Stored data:
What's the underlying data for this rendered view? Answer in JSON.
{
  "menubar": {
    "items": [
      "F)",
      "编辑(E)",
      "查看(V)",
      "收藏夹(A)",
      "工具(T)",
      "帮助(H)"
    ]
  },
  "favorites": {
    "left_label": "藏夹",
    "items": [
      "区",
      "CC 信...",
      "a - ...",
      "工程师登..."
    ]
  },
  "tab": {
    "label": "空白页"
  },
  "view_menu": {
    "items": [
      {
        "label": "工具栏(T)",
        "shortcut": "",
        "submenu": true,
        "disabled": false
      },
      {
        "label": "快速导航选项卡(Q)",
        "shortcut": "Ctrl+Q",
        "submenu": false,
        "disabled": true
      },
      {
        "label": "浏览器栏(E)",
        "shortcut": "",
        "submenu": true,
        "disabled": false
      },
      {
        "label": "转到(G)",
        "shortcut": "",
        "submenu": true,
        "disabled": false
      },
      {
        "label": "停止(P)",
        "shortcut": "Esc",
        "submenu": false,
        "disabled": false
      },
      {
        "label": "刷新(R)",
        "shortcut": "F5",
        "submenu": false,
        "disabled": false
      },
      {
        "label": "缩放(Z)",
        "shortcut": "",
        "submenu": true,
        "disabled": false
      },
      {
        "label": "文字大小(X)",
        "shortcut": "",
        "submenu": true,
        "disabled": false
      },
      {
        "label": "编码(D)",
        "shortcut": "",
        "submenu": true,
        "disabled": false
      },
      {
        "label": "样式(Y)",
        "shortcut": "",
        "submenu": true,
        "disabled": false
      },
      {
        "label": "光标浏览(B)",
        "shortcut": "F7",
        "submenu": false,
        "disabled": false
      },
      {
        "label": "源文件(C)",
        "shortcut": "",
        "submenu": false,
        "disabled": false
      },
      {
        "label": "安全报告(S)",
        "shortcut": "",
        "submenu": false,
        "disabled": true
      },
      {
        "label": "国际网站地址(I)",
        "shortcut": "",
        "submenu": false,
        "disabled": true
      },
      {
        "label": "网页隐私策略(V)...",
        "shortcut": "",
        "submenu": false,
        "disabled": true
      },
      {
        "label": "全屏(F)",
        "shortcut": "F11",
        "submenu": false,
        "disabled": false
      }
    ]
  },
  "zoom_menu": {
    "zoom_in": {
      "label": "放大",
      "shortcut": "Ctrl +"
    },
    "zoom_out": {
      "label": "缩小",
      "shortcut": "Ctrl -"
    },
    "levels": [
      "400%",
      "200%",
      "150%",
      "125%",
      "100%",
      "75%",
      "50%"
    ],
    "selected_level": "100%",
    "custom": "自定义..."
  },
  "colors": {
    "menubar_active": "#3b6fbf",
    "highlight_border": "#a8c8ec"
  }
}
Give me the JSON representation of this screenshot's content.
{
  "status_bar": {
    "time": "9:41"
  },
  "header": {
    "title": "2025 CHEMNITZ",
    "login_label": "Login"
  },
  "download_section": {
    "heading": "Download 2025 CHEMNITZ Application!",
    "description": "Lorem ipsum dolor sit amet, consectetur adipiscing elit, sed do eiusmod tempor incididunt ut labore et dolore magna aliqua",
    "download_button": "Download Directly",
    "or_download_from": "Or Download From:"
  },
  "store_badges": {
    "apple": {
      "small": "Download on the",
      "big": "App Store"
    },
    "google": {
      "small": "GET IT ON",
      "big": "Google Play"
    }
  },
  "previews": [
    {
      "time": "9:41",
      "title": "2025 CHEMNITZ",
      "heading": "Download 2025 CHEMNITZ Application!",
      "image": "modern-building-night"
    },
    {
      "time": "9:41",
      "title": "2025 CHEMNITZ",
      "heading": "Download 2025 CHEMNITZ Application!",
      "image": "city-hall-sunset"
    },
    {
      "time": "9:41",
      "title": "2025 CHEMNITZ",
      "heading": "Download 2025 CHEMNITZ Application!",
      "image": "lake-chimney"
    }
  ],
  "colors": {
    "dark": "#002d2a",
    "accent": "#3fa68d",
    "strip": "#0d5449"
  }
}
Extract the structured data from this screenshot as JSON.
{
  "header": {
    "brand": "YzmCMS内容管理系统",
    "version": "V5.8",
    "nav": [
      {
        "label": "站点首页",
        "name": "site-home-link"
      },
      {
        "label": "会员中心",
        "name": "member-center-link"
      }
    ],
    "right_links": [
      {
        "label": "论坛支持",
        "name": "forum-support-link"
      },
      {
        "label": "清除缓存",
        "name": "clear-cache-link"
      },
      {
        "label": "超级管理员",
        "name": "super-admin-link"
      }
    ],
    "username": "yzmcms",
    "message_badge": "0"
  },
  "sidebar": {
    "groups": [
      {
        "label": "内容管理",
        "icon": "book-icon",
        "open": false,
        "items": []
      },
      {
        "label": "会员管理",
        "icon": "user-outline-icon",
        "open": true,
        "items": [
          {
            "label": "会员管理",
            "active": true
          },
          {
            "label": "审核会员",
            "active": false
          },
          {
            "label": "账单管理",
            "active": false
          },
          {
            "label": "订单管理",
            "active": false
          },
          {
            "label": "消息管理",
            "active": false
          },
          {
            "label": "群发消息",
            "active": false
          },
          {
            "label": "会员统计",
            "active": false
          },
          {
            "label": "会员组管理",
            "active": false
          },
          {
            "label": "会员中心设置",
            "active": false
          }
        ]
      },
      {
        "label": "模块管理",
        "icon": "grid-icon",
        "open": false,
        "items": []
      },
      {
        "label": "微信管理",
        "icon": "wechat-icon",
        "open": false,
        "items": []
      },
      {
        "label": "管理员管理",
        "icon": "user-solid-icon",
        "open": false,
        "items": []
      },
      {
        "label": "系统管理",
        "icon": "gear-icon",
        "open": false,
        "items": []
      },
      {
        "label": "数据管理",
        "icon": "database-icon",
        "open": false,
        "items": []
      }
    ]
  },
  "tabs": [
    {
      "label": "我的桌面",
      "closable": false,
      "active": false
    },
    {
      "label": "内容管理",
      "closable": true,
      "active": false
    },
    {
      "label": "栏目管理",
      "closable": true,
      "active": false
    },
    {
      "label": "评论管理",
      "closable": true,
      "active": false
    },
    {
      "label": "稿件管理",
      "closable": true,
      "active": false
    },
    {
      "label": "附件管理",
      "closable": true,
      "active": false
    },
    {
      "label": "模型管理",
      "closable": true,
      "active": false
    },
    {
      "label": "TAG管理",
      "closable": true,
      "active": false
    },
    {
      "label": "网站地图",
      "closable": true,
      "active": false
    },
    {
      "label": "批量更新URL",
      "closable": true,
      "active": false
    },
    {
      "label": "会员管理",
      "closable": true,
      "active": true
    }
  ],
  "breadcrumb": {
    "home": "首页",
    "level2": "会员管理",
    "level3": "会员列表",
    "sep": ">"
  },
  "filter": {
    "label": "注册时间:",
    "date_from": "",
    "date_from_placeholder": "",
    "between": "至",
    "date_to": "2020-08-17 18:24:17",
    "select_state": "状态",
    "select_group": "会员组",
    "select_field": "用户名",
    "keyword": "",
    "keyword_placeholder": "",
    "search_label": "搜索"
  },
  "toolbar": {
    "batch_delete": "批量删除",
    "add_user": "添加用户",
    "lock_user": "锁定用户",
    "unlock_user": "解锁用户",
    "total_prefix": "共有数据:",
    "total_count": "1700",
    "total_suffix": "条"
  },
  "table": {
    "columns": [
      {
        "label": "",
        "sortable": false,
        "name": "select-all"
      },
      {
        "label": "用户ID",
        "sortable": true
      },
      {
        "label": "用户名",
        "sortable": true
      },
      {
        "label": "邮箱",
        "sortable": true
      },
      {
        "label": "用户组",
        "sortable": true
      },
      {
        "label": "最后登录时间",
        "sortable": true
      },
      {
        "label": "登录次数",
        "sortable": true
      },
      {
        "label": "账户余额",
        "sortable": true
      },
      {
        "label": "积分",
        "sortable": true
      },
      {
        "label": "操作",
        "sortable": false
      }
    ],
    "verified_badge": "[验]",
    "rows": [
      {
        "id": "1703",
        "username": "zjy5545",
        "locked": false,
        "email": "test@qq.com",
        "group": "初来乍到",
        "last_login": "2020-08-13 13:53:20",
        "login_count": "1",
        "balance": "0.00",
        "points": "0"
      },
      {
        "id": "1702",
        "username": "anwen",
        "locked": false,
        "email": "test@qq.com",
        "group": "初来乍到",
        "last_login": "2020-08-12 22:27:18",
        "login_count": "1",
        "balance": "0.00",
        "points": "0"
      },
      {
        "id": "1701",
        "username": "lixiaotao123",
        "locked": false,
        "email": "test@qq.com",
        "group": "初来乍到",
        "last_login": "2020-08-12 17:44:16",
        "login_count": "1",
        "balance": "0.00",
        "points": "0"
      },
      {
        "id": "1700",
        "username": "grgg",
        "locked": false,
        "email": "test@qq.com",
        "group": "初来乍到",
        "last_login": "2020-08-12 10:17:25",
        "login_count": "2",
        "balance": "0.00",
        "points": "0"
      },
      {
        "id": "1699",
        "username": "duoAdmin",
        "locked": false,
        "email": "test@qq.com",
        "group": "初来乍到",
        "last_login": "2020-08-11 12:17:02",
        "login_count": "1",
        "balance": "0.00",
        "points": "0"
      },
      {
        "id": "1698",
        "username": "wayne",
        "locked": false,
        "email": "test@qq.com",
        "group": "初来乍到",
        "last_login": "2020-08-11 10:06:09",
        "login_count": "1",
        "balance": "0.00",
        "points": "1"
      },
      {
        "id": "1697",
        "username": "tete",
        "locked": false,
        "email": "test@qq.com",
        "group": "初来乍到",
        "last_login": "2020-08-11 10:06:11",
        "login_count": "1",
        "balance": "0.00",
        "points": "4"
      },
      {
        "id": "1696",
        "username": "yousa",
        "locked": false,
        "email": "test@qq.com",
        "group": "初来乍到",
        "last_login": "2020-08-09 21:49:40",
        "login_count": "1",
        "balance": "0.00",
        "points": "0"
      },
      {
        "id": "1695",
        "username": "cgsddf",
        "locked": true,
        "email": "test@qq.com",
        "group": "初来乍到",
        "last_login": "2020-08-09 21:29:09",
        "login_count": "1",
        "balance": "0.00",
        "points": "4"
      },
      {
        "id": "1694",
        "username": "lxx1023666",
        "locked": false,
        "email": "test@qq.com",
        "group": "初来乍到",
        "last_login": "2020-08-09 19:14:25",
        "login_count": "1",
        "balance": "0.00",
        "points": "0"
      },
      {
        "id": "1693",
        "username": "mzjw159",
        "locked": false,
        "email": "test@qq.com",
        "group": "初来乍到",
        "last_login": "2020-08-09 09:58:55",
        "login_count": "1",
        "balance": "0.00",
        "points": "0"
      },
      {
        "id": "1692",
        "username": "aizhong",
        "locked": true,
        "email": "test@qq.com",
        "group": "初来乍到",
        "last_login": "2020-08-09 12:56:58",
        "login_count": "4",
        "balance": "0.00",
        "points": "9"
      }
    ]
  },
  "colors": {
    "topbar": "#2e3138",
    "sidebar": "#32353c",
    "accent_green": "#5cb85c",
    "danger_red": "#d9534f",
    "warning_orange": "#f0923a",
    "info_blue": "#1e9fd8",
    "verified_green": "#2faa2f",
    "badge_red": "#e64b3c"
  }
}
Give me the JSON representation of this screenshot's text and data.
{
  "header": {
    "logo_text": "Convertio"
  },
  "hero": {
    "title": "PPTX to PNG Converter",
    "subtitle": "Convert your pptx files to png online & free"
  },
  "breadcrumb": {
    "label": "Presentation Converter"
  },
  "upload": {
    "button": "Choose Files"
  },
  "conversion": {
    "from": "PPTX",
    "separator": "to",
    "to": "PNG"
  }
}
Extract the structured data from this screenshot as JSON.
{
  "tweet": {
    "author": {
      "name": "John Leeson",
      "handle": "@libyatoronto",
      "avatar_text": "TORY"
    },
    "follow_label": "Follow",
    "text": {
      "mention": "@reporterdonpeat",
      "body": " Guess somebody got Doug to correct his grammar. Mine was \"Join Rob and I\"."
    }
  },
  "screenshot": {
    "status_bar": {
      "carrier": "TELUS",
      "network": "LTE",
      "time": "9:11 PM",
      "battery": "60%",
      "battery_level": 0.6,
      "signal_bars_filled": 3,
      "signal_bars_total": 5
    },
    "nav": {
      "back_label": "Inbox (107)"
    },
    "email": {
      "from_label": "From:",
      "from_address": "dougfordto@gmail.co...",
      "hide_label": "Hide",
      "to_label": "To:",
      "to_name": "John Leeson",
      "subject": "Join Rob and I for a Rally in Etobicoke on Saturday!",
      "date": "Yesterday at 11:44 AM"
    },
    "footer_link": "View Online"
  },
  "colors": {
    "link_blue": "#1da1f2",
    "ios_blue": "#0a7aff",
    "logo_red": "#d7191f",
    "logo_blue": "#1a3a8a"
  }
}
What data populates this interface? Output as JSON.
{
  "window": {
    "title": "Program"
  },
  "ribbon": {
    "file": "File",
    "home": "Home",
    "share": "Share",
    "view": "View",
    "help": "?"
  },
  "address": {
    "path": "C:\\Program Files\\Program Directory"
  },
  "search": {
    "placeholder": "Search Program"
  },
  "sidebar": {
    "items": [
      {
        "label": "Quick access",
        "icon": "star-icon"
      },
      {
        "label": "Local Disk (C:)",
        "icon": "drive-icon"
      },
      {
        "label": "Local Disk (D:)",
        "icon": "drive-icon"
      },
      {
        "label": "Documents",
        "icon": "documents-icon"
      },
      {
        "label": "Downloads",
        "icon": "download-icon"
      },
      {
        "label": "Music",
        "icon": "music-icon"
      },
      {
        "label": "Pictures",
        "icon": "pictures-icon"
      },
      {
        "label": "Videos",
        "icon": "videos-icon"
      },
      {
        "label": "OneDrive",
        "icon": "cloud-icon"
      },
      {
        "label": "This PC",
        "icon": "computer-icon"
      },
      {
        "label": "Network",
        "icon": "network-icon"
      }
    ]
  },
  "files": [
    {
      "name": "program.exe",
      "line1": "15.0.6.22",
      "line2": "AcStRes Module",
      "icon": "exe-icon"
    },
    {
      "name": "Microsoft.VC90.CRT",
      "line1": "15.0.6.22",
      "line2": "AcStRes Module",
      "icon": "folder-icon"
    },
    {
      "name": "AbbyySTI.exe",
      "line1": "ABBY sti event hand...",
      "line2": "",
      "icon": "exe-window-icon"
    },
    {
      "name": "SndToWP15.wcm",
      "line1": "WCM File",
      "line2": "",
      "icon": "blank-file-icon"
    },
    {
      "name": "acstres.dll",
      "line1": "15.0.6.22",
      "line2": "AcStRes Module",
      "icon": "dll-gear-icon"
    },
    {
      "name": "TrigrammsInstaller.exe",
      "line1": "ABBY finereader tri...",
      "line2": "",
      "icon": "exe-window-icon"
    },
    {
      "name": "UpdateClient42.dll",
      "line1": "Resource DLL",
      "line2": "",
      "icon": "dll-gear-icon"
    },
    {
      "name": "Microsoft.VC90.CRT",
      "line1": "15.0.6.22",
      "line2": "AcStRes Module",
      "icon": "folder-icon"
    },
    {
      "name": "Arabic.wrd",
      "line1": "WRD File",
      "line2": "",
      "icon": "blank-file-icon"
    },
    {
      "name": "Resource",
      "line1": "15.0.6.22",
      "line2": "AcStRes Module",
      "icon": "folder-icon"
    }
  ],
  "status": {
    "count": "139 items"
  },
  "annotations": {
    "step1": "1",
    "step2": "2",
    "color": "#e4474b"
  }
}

**Prompt:** Pull out all lines in the data above that include "Converter".

**Final result:**
    "title": "PPTX to PNG Converter",
    "label": "Presentation Converter"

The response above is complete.